→ Request:
Please rewrite the passage of the text about Heidi Berg between "It’s curious how" and "of the shadows.", inclusive, with "folk scene" changed to "club scene".

→ Text section:
** start **

It’s curious how our minds work — how some desires are repressed, curtailed by social convention, or what we might call social suppression. But before we dig deeper into that, let me tell you a story.
Our story begins in the early 1980s with Heidi Berg, a young singer navigating New York’s folk scene. She moved in small, influential circles — Lorne Michaels, Jim Henson (where she would later perform in the chorus), and even a passing acquaintance of Paul Simon, a singer orbiting the same scene. She was desperate for a break — a single song, a record, anything that might lift her out of the shadows.
Then, one day, she discovered a tape: a recording of a band with a jagged, hypnotic jive unlike anything she had heard before. She played the accordion herself and wanted to record a song inspired by the tape, so she gave it to Simon, hoping he could help produce it.
The tape contained Gumboots — a collection of accordion jive songs from a South African group. For a time, it seemed to vanish. Then, unexpectedly, it reappeared in Paul Simon’s car while he was driving to check on a house he was building in the Hamptons. Heidi’s dream, meanwhile, was stuck in that car with him — and she was not invited.
At the time, South Africa was under apartheid: a system in which a white minority government enforced strict racial segregation and suppressed the rights of the Black majority. Cultural boycotts isolated the country, and many Black musicians were effectively banned from international recognition. The group on Heidi’s tape existed in that politically constrained world, their music trapped by a system designed to silence them.
Despite the boycotts, Paul Simon acted on the tape. He traveled to South Africa to record with the musicians, bringing their sound to the world stage. The music, once trapped by political repression, was finally heard internationally.

** end **

→ Data extract:
** start **

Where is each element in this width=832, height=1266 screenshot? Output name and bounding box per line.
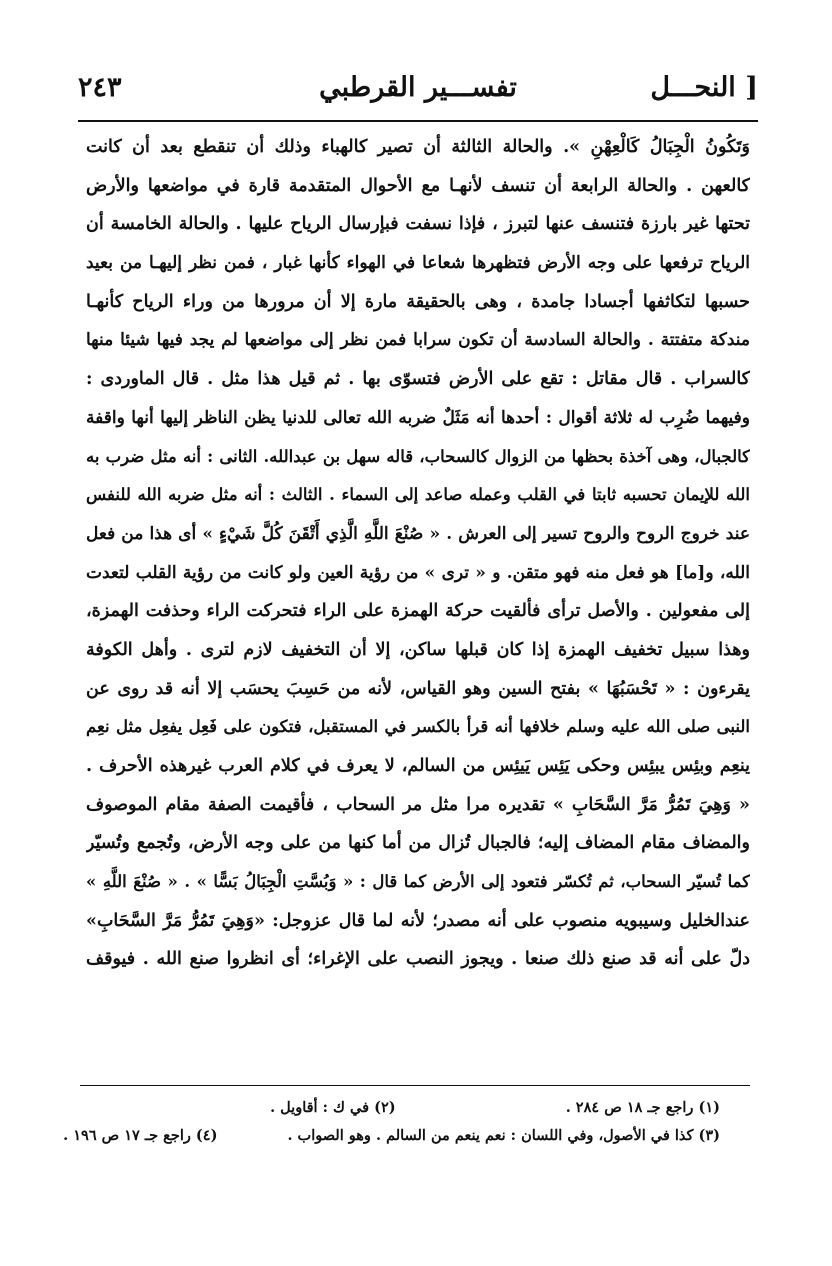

** end **

→ Response:
It’s curious how our minds work — how some desires are repressed, curtailed by social convention, or what we might call social suppression. But before we dig deeper into that, let me tell you a story.
Our story begins in the early 1980s with Heidi Berg, a young singer navigating New York’s club scene. She moved in small, influential circles — Lorne Michaels, Jim Henson (where she would later perform in the chorus), and even a passing acquaintance of Paul Simon, a singer orbiting the same scene. She was desperate for a break — a single song, a record, anything that might lift her out of the shadows.